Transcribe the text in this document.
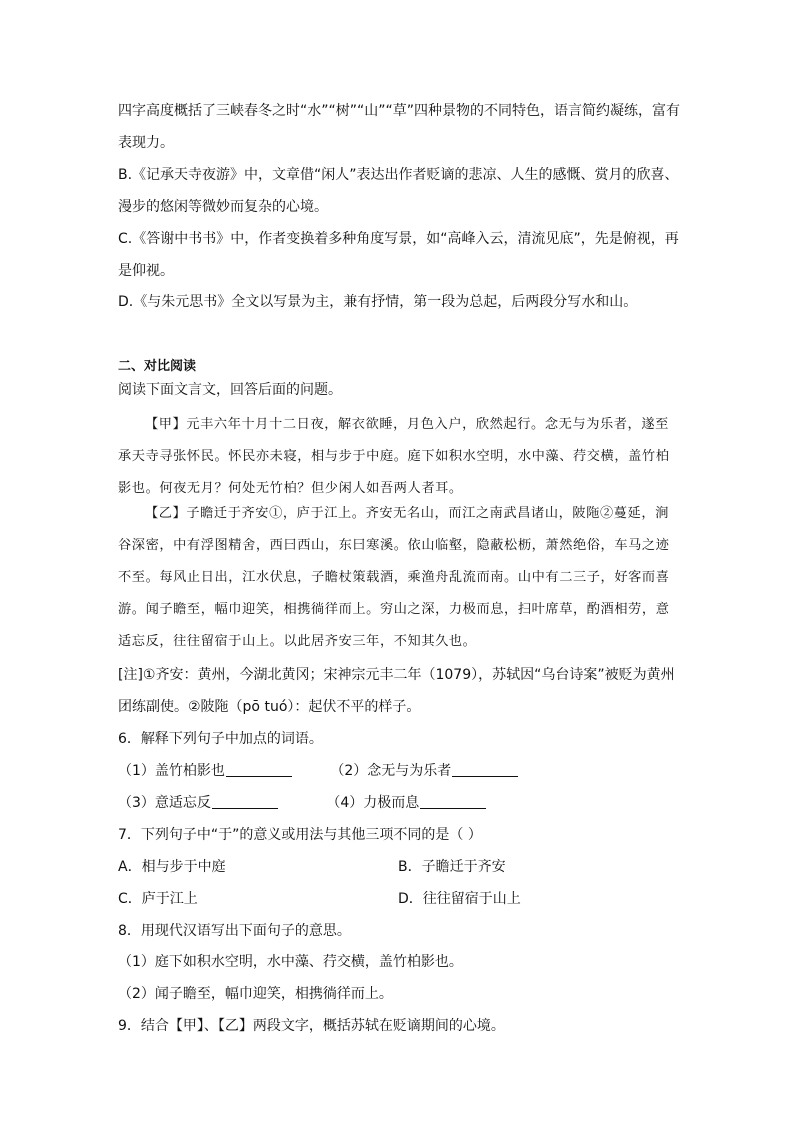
四字高度概括了三峡春冬之时“水”“树”“山”“草”四种景物的不同特色，语言简约凝练，富有
表现力。
B.《记承天寺夜游》中，文章借“闲人”表达出作者贬谪的悲凉、人生的感慨、赏月的欣喜、
漫步的悠闲等微妙而复杂的心境。
C.《答谢中书书》中，作者变换着多种角度写景，如“高峰入云，清流见底”，先是俯视，再
是仰视。
D.《与朱元思书》全文以写景为主，兼有抒情，第一段为总起，后两段分写水和山。
二、对比阅读
阅读下面文言文，回答后面的问题。
【甲】元丰六年十月十二日夜，解衣欲睡，月色入户，欣然起行。念无与为乐者，遂至
承天寺寻张怀民。怀民亦未寝，相与步于中庭。庭下如积水空明，水中藻、荇交横，盖竹柏
影也。何夜无月？何处无竹柏？但少闲人如吾两人者耳。
【乙】子瞻迁于齐安①，庐于江上。齐安无名山，而江之南武昌诸山，陂陁②蔓延，涧
谷深密，中有浮图精舍，西曰西山，东曰寒溪。依山临壑，隐蔽松枥，萧然绝俗，车马之迹
不至。每风止日出，江水伏息，子瞻杖策载酒，乘渔舟乱流而南。山中有二三子，好客而喜
游。闻子瞻至，幅巾迎笑，相携徜徉而上。穷山之深，力极而息，扫叶席草，酌酒相劳，意
适忘反，往往留宿于山上。以此居齐安三年，不知其久也。
[注]①齐安：黄州，今湖北黄冈；宋神宗元丰二年（1079），苏轼因“乌台诗案”被贬为黄州
团练副使。②陂陁（pō tuó）：起伏不平的样子。
6．解释下列句子中加点的词语。
（1）盖竹柏影也	（2）念无与为乐者
（3）意适忘反	（4）力极而息
7．下列句子中“于”的意义或用法与其他三项不同的是（ ）
A．相与步于中庭	B．子瞻迁于齐安
C．庐于江上	D．往往留宿于山上
8．用现代汉语写出下面句子的意思。
（1）庭下如积水空明，水中藻、荇交横，盖竹柏影也。
（2）闻子瞻至，幅巾迎笑，相携徜徉而上。
9．结合【甲】、【乙】两段文字，概括苏轼在贬谪期间的心境。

◆ ◆ ◆ ◆ ◆

■ **Instruction**
Return to the listing above and set it down exactly, leaving out its pictures.

■ **Response to this task**
Transcribe the text in this document.
四字高度概括了三峡春冬之时“水”“树”“山”“草”四种景物的不同特色，语言简约凝练，富有
表现力。
B.《记承天寺夜游》中，文章借“闲人”表达出作者贬谪的悲凉、人生的感慨、赏月的欣喜、
漫步的悠闲等微妙而复杂的心境。
C.《答谢中书书》中，作者变换着多种角度写景，如“高峰入云，清流见底”，先是俯视，再
是仰视。
D.《与朱元思书》全文以写景为主，兼有抒情，第一段为总起，后两段分写水和山。
二、对比阅读
阅读下面文言文，回答后面的问题。
【甲】元丰六年十月十二日夜，解衣欲睡，月色入户，欣然起行。念无与为乐者，遂至
承天寺寻张怀民。怀民亦未寝，相与步于中庭。庭下如积水空明，水中藻、荇交横，盖竹柏
影也。何夜无月？何处无竹柏？但少闲人如吾两人者耳。
【乙】子瞻迁于齐安①，庐于江上。齐安无名山，而江之南武昌诸山，陂陁②蔓延，涧
谷深密，中有浮图精舍，西曰西山，东曰寒溪。依山临壑，隐蔽松枥，萧然绝俗，车马之迹
不至。每风止日出，江水伏息，子瞻杖策载酒，乘渔舟乱流而南。山中有二三子，好客而喜
游。闻子瞻至，幅巾迎笑，相携徜徉而上。穷山之深，力极而息，扫叶席草，酌酒相劳，意
适忘反，往往留宿于山上。以此居齐安三年，不知其久也。
[注]①齐安：黄州，今湖北黄冈；宋神宗元丰二年（1079），苏轼因“乌台诗案”被贬为黄州
团练副使。②陂陁（pō tuó）：起伏不平的样子。
6．解释下列句子中加点的词语。
（1）盖竹柏影也	（2）念无与为乐者
（3）意适忘反	（4）力极而息
7．下列句子中“于”的意义或用法与其他三项不同的是（ ）
A．相与步于中庭	B．子瞻迁于齐安
C．庐于江上	D．往往留宿于山上
8．用现代汉语写出下面句子的意思。
（1）庭下如积水空明，水中藻、荇交横，盖竹柏影也。
（2）闻子瞻至，幅巾迎笑，相携徜徉而上。
9．结合【甲】、【乙】两段文字，概括苏轼在贬谪期间的心境。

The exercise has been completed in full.